WHAT THIS TASK INVOLVES
Rewrite the material below as a Markdown table with a Row column giving each line's number in order and a Text column giving the line itself. Skip blank lines and leave out the pictures.

STORED DATA
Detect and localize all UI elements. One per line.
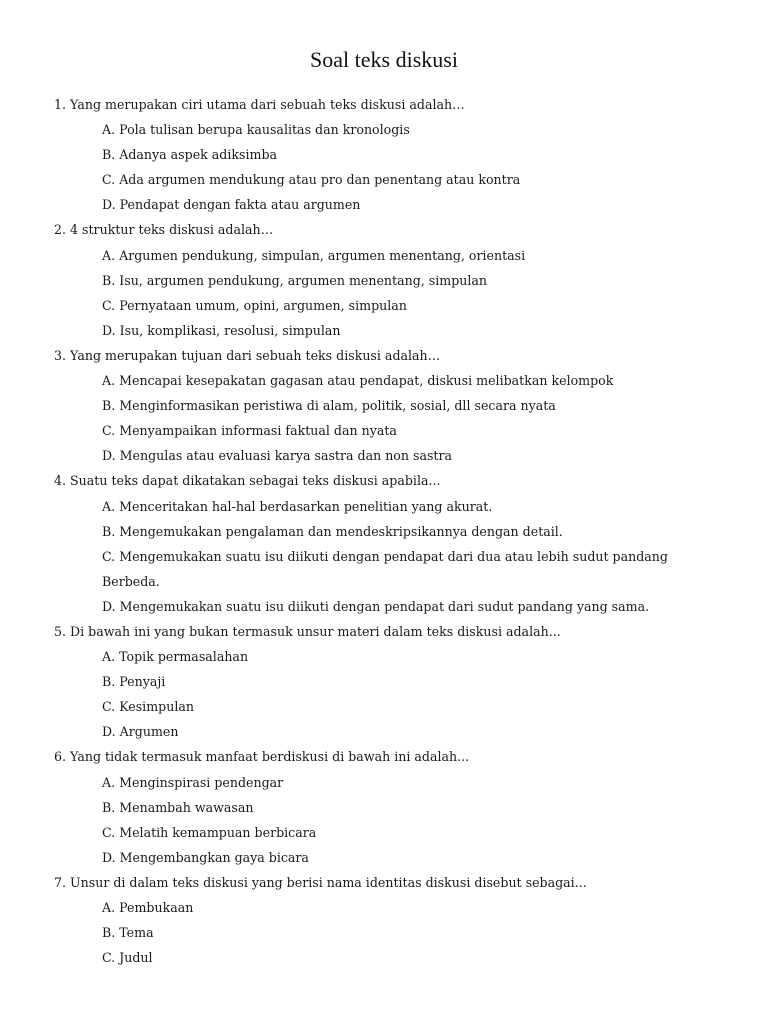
question-1-option-d: D. Pendapat dengan fakta atau argumen <box>102 197 361 213</box>
page-title: Soal teks diskusi <box>310 47 458 72</box>
question-4-option-a: A. Menceritakan hal-hal berdasarkan penelitian yang akurat. <box>102 498 493 514</box>
question-5-option-a: A. Topik permasalahan <box>102 649 249 665</box>
question-6-option-d: D. Mengembangkan gaya bicara <box>102 849 309 865</box>
question-4-option-c-continued: Berbeda. <box>102 573 160 589</box>
question-4: 4. Suatu teks dapat dikatakan sebagai teks diskusi apabila... <box>54 473 441 489</box>
question-3-option-c: C. Menyampaikan informasi faktual dan nyata <box>102 423 397 439</box>
question-5: 5. Di bawah ini yang bukan termasuk unsur materi dalam teks diskusi adalah... <box>54 623 561 639</box>
question-5-option-c: C. Kesimpulan <box>102 699 194 715</box>
question-3-option-a: A. Mencapai kesepakatan gagasan atau pendapat, diskusi melibatkan kelompok <box>102 373 614 389</box>
question-6-option-b: B. Menambah wawasan <box>102 799 254 815</box>
question-4-option-c: C. Mengemukakan suatu isu diikuti dengan pendapat dari dua atau lebih sudut pandang <box>102 548 668 564</box>
question-7-option-b: B. Tema <box>102 925 154 941</box>
question-5-option-b: B. Penyaji <box>102 674 166 690</box>
question-3-option-b: B. Menginformasikan peristiwa di alam, politik, sosial, dll secara nyata <box>102 398 556 414</box>
question-4-option-d: D. Mengemukakan suatu isu diikuti dengan pendapat dari sudut pandang yang sama. <box>102 598 650 614</box>
question-2-option-d: D. Isu, komplikasi, resolusi, simpulan <box>102 322 341 338</box>
question-2: 2. 4 struktur teks diskusi adalah… <box>54 222 274 238</box>
question-1-option-a: A. Pola tulisan berupa kausalitas dan kronologis <box>102 122 410 138</box>
question-7: 7. Unsur di dalam teks diskusi yang berisi nama identitas diskusi disebut sebagai... <box>54 874 587 890</box>
question-6-option-c: C. Melatih kemampuan berbicara <box>102 824 317 840</box>
question-3-option-d: D. Mengulas atau evaluasi karya sastra dan non sastra <box>102 448 453 464</box>
question-5-option-d: D. Argumen <box>102 724 179 740</box>
question-6-option-a: A. Menginspirasi pendengar <box>102 774 284 790</box>
question-1-option-c: C. Ada argumen mendukung atau pro dan penentang atau kontra <box>102 172 521 188</box>
question-1: 1. Yang merupakan ciri utama dari sebuah teks diskusi adalah… <box>54 97 465 112</box>
question-3: 3. Yang merupakan tujuan dari sebuah teks diskusi adalah… <box>54 347 441 363</box>
question-6: 6. Yang tidak termasuk manfaat berdiskusi di bawah ini adalah... <box>54 749 470 765</box>
question-list <box>54 95 734 973</box>
question-4-option-b: B. Mengemukakan pengalaman dan mendeskripsikannya dengan detail. <box>102 523 563 539</box>
question-2-option-b: B. Isu, argumen pendukung, argumen menentang, simpulan <box>102 272 488 288</box>
question-2-option-a: A. Argumen pendukung, simpulan, argumen menentang, orientasi <box>102 247 526 263</box>
question-1-option-b: B. Adanya aspek adiksimba <box>102 147 278 163</box>
question-2-option-c: C. Pernyataan umum, opini, argumen, simpulan <box>102 297 407 313</box>
question-7-option-c: C. Judul <box>102 950 153 966</box>
question-7-option-a: A. Pembukaan <box>102 900 194 915</box>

FULL SOLUTION
| Row | Text |
|---|---|
| 1 | Detect and localize all UI elements. One per line. |
| 2 | question-1-option-d: D. Pendapat dengan fakta atau argumen <box>102 197 361 213</box> |
| 3 | page-title: Soal teks diskusi <box>310 47 458 72</box> |
| 4 | question-4-option-a: A. Menceritakan hal-hal berdasarkan penelitian yang akurat. <box>102 498 493 514</box> |
| 5 | question-5-option-a: A. Topik permasalahan <box>102 649 249 665</box> |
| 6 | question-6-option-d: D. Mengembangkan gaya bicara <box>102 849 309 865</box> |
| 7 | question-4-option-c-continued: Berbeda. <box>102 573 160 589</box> |
| 8 | question-4: 4. Suatu teks dapat dikatakan sebagai teks diskusi apabila... <box>54 473 441 489</box> |
| 9 | question-3-option-c: C. Menyampaikan informasi faktual dan nyata <box>102 423 397 439</box> |
| 10 | question-5: 5. Di bawah ini yang bukan termasuk unsur materi dalam teks diskusi adalah... <box>54 623 561 639</box> |
| 11 | question-5-option-c: C. Kesimpulan <box>102 699 194 715</box> |
| 12 | question-3-option-a: A. Mencapai kesepakatan gagasan atau pendapat, diskusi melibatkan kelompok <box>102 373 614 389</box> |
| 13 | question-6-option-b: B. Menambah wawasan <box>102 799 254 815</box> |
| 14 | question-4-option-c: C. Mengemukakan suatu isu diikuti dengan pendapat dari dua atau lebih sudut pandang <box>102 548 668 564</box> |
| 15 | question-7-option-b: B. Tema <box>102 925 154 941</box> |
| 16 | question-5-option-b: B. Penyaji <box>102 674 166 690</box> |
| 17 | question-3-option-b: B. Menginformasikan peristiwa di alam, politik, sosial, dll secara nyata <box>102 398 556 414</box> |
| 18 | question-4-option-d: D. Mengemukakan suatu isu diikuti dengan pendapat dari sudut pandang yang sama. <box>102 598 650 614</box> |
| 19 | question-2-option-d: D. Isu, komplikasi, resolusi, simpulan <box>102 322 341 338</box> |
| 20 | question-2: 2. 4 struktur teks diskusi adalah… <box>54 222 274 238</box> |
| 21 | question-1-option-a: A. Pola tulisan berupa kausalitas dan kronologis <box>102 122 410 138</box> |
| 22 | question-7: 7. Unsur di dalam teks diskusi yang berisi nama identitas diskusi disebut sebagai... <box>54 874 587 890</box> |
| 23 | question-6-option-c: C. Melatih kemampuan berbicara <box>102 824 317 840</box> |
| 24 | question-3-option-d: D. Mengulas atau evaluasi karya sastra dan non sastra <box>102 448 453 464</box> |
| 25 | question-5-option-d: D. Argumen <box>102 724 179 740</box> |
| 26 | question-6-option-a: A. Menginspirasi pendengar <box>102 774 284 790</box> |
| 27 | question-1-option-c: C. Ada argumen mendukung atau pro dan penentang atau kontra <box>102 172 521 188</box> |
| 28 | question-1: 1. Yang merupakan ciri utama dari sebuah teks diskusi adalah… <box>54 97 465 112</box> |
| 29 | question-3: 3. Yang merupakan tujuan dari sebuah teks diskusi adalah… <box>54 347 441 363</box> |
| 30 | question-6: 6. Yang tidak termasuk manfaat berdiskusi di bawah ini adalah... <box>54 749 470 765</box> |
| 31 | question-list <box>54 95 734 973</box> |
| 32 | question-4-option-b: B. Mengemukakan pengalaman dan mendeskripsikannya dengan detail. <box>102 523 563 539</box> |
| 33 | question-2-option-b: B. Isu, argumen pendukung, argumen menentang, simpulan <box>102 272 488 288</box> |
| 34 | question-2-option-a: A. Argumen pendukung, simpulan, argumen menentang, orientasi <box>102 247 526 263</box> |
| 35 | question-1-option-b: B. Adanya aspek adiksimba <box>102 147 278 163</box> |
| 36 | question-2-option-c: C. Pernyataan umum, opini, argumen, simpulan <box>102 297 407 313</box> |
| 37 | question-7-option-c: C. Judul <box>102 950 153 966</box> |
| 38 | question-7-option-a: A. Pembukaan <box>102 900 194 915</box> |